CHALLENGES
#1 In the excerpt on granular data processing under probabilistic uncertainty, extract the stretch from "The existing algorithms" through "into appropriate granules.".
#2 Translate this sentence from the excerpt on granular data processing into Spanish: "In such situations, to process this uncertainty, it is often beneficial to take this granularity into account by processing these granules separately and then combining the results."
#3 Give what follows in the excerpt on granular data processing under probabilistic uncertainty, continuing past its final sentence.

EXCERPT PROVIDED
· · ·

Granular approach to data processing under probabilistic uncertainty

Abstract

The existing algorithms for data processing under probabilistic uncertainty often require too much computation time. Sometimes, we can speed up the corresponding computations if we take into account the fact that in many real-life situations, uncertainty can be naturally described as a combination of several components, components which are described by different granules. In such situations, to process this uncertainty, it is often beneficial to take this granularity into account by processing these granules separately and then combining the results. In this paper, we show that granular computing can help even in situations when there is no such natural decomposition into granules, namely we can often speed up processing of uncertainty if we first (artificially) decompose the original uncertainty into appropriate granules.

Appendix: Non-uniform distribution of \(\alpha _j\) is better

1.1 Idea

If we select two values \(\alpha _j\) too close to each other, there will be too much correlation between them, so adding the function corresponding to the second value does not add much information to what we know from a function corresponding to the first value.

· · ·

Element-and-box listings

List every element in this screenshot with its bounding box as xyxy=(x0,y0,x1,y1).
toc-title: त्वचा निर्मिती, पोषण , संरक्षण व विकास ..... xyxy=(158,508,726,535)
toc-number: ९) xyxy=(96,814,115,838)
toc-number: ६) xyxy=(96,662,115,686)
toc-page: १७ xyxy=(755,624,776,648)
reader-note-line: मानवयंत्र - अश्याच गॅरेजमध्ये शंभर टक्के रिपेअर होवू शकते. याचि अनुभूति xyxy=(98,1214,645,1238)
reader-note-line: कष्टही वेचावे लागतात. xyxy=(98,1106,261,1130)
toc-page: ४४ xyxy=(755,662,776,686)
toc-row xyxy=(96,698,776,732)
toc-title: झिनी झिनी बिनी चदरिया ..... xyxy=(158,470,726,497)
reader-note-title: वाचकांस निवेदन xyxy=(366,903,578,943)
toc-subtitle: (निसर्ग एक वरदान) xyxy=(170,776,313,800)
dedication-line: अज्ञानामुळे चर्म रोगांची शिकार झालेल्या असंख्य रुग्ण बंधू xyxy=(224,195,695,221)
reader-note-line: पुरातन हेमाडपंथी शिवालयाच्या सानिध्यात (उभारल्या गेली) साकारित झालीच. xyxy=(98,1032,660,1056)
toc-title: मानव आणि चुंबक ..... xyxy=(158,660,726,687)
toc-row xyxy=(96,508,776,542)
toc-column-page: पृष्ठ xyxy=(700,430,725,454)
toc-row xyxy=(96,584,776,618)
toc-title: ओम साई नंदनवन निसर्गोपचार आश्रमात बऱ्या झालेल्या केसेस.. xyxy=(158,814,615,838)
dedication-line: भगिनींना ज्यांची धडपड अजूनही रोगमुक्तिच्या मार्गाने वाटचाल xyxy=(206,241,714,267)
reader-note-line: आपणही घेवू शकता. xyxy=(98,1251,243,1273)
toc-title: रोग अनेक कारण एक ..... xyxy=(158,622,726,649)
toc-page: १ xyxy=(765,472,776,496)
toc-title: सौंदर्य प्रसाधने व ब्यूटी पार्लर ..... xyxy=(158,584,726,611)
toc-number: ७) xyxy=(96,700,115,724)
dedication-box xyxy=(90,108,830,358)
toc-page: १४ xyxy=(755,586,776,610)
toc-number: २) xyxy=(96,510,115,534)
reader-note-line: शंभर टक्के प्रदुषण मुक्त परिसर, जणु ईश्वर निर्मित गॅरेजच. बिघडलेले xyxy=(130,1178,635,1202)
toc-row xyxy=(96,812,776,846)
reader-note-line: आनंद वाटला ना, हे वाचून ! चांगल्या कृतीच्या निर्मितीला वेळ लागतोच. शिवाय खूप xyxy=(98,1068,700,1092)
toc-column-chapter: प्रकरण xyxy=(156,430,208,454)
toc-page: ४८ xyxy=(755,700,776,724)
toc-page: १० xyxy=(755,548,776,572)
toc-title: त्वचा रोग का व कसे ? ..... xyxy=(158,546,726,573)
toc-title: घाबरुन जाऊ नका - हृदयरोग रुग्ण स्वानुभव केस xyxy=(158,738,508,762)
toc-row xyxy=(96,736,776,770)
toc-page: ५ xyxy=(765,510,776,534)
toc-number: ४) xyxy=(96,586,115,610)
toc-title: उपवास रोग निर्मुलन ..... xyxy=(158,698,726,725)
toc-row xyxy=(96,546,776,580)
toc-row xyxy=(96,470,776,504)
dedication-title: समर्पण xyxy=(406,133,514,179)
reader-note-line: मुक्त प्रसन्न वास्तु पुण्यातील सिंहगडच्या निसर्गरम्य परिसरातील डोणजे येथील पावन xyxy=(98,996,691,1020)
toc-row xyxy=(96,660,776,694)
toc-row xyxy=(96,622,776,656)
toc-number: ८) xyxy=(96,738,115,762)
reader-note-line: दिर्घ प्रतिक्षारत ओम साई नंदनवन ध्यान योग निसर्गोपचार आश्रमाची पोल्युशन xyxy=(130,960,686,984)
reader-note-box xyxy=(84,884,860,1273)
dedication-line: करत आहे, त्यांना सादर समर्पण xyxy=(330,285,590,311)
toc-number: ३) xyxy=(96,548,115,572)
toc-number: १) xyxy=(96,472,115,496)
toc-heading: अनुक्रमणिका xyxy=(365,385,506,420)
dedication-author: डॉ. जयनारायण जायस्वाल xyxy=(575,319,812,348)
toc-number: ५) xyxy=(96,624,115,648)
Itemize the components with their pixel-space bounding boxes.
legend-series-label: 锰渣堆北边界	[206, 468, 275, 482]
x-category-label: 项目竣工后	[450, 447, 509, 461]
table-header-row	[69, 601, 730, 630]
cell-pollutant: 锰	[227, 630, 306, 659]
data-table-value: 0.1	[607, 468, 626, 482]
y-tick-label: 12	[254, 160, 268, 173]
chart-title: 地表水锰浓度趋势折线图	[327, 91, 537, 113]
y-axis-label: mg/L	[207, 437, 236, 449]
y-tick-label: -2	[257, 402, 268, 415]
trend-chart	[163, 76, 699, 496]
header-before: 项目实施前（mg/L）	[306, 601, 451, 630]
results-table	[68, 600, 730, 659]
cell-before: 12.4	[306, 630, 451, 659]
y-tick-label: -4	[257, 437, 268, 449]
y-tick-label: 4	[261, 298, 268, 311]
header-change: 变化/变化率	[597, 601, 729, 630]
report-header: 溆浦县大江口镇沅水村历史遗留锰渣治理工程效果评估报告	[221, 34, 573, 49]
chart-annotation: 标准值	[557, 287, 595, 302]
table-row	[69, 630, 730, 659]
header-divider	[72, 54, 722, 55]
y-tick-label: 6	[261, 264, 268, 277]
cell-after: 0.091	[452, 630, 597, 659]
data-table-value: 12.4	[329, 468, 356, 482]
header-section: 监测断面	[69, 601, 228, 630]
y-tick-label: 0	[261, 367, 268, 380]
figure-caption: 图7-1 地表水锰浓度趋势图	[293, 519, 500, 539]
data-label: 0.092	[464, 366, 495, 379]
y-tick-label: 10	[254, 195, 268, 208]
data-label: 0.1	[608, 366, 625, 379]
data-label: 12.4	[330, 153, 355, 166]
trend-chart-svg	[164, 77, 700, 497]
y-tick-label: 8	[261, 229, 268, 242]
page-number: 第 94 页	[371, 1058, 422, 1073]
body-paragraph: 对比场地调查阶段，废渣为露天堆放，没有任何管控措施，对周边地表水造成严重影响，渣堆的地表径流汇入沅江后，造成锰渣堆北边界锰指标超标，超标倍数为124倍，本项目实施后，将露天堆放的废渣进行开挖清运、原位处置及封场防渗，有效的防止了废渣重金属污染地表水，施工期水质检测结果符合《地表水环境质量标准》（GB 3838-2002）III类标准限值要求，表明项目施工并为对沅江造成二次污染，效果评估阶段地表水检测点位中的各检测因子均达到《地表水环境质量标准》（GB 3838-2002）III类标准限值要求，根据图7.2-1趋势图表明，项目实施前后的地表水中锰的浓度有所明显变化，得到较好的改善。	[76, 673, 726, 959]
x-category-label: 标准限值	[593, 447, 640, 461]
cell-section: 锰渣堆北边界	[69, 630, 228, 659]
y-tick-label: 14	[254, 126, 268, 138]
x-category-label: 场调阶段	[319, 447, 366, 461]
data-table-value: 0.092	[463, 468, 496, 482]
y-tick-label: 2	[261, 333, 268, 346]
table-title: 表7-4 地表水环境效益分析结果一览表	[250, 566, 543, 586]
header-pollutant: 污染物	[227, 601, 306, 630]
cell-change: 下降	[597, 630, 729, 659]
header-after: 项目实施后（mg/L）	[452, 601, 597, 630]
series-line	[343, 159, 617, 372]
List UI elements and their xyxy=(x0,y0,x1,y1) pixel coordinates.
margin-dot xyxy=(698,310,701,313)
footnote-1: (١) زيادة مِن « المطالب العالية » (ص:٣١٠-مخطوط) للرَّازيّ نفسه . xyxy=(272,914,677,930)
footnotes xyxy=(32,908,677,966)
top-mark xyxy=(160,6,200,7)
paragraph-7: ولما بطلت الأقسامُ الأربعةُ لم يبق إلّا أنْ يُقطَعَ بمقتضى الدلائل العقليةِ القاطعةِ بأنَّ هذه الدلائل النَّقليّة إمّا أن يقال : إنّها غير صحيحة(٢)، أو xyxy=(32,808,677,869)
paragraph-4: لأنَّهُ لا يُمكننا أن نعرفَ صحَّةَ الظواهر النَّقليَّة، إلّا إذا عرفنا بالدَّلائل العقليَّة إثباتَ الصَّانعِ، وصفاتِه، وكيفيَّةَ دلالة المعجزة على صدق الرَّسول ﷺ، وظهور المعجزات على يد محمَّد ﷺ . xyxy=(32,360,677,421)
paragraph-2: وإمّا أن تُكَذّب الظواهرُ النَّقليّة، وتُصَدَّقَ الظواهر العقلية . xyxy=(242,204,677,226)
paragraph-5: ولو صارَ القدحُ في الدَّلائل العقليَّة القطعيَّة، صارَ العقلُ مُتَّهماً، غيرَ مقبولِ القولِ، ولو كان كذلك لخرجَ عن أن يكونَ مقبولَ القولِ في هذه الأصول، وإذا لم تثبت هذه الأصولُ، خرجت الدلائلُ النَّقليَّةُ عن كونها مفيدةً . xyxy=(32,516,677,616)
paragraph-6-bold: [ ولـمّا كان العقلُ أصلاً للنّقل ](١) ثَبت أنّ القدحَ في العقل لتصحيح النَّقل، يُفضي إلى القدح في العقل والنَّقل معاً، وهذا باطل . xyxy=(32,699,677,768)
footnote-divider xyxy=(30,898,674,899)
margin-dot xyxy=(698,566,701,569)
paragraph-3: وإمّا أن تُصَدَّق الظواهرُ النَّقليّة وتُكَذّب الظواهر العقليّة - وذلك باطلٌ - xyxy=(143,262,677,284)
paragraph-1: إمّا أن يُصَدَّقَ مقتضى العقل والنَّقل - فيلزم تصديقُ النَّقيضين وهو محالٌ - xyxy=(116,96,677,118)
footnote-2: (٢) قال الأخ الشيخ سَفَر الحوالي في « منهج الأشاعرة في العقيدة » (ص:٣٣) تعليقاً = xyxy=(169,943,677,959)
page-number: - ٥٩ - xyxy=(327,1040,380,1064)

· · ·

THE ANSWERS
#1
The existing algorithms for data processing under probabilistic uncertainty often require too much computation time. Sometimes, we can speed up the corresponding computations if we take into account the fact that in many real-life situations, uncertainty can be naturally described as a combination of several components, components which are described by different granules. In such situations, to process this uncertainty, it is often beneficial to take this granularity into account by processing these granules separately and then combining the results. In this paper, we show that granular computing can help even in situations when there is no such natural decomposition into granules, namely we can often speed up processing of uncertainty if we first (artificially) decompose the original uncertainty into appropriate granules.

#2 En tales situaciones, para procesar esta incertidumbre, a menudo resulta beneficioso tener en cuenta esta granularidad procesando estos gránulos por separado y combinando luego los resultados.

#3
We are approximating a general function (logarithm of a characteristic function) as a linear combination of functions \(|t|^{\alpha _j}\). If two values \(\alpha _j\) and \(\alpha _{j+1}\) are close, then the function \(|t|^{\alpha _{j+1}}\) can be well approximated by a term linear in \(|t|^{\alpha _j}\); thus, the term proportional to \(|t|^{\alpha _{j+1}}\) is not needed.

It, therefore, makes sense to select the values \(\alpha _j\) in such as way that for each j, the part of \(|t|^{\alpha _{j+1}}\) that cannot be approximated by terms proportional to \(|t|^{\alpha _j}\) should be the largest possible.

1.2 Let us reformulate this idea in precise terms

For every two functions f(t) and g(t), the part of g(t) which cannot be represented by terms \(a\cdot f(t)\) (proportional to f(t)) can be described as follows. It is reasonable to describe the difference between the two functions f(t) and g(t) by the least squares (\(L^2\)) metric \(\int (f(t)-g(t))^2\,{\text {d}}t\). In these terms, the value of a function itself itself can be described as its distance from 0, i.e., as \(\int (f(t))^2\,{\text {d}}t\).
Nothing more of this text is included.